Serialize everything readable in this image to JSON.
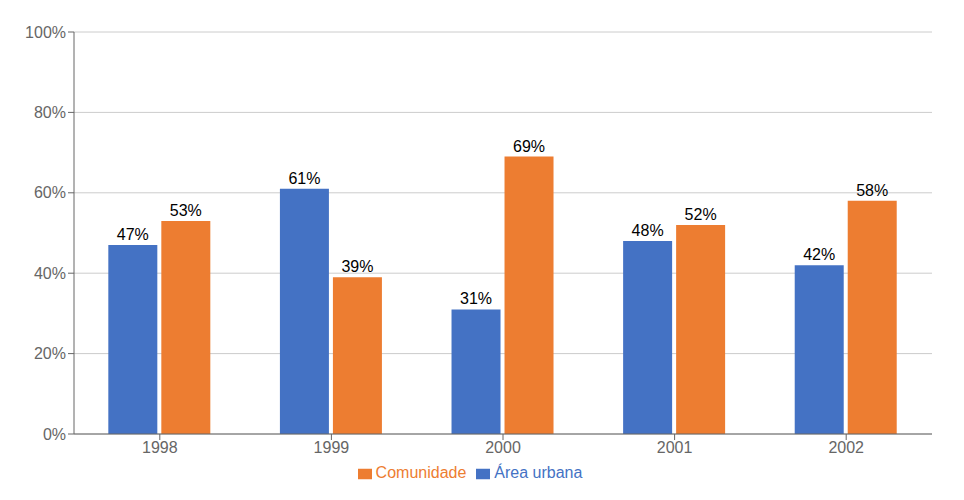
{
  "chart_data": {
    "type": "bar",
    "categories": [
      "1998",
      "1999",
      "2000",
      "2001",
      "2002"
    ],
    "series": [
      {
        "name": "Área urbana",
        "color": "#4472C4",
        "values": [
          47,
          61,
          31,
          48,
          42
        ],
        "value_labels": [
          "47%",
          "61%",
          "31%",
          "48%",
          "42%"
        ]
      },
      {
        "name": "Comunidade",
        "color": "#ED7D31",
        "values": [
          53,
          39,
          69,
          52,
          58
        ],
        "value_labels": [
          "53%",
          "39%",
          "69%",
          "52%",
          "58%"
        ]
      }
    ],
    "ylim": [
      0,
      100
    ],
    "yticks": [
      {
        "value": 0,
        "label": "0%"
      },
      {
        "value": 20,
        "label": "20%"
      },
      {
        "value": 40,
        "label": "40%"
      },
      {
        "value": 60,
        "label": "60%"
      },
      {
        "value": 80,
        "label": "80%"
      },
      {
        "value": 100,
        "label": "100%"
      }
    ],
    "grid": true,
    "legend": "bottom",
    "data_labels": true
  }
}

*Short problem:* Quote the entries above word for word. Leave the images out.

*Full answer:*
Serialize everything readable in this image to JSON.
{
  "chart_data": {
    "type": "bar",
    "categories": [
      "1998",
      "1999",
      "2000",
      "2001",
      "2002"
    ],
    "series": [
      {
        "name": "Área urbana",
        "color": "#4472C4",
        "values": [
          47,
          61,
          31,
          48,
          42
        ],
        "value_labels": [
          "47%",
          "61%",
          "31%",
          "48%",
          "42%"
        ]
      },
      {
        "name": "Comunidade",
        "color": "#ED7D31",
        "values": [
          53,
          39,
          69,
          52,
          58
        ],
        "value_labels": [
          "53%",
          "39%",
          "69%",
          "52%",
          "58%"
        ]
      }
    ],
    "ylim": [
      0,
      100
    ],
    "yticks": [
      {
        "value": 0,
        "label": "0%"
      },
      {
        "value": 20,
        "label": "20%"
      },
      {
        "value": 40,
        "label": "40%"
      },
      {
        "value": 60,
        "label": "60%"
      },
      {
        "value": 80,
        "label": "80%"
      },
      {
        "value": 100,
        "label": "100%"
      }
    ],
    "grid": true,
    "legend": "bottom",
    "data_labels": true
  }
}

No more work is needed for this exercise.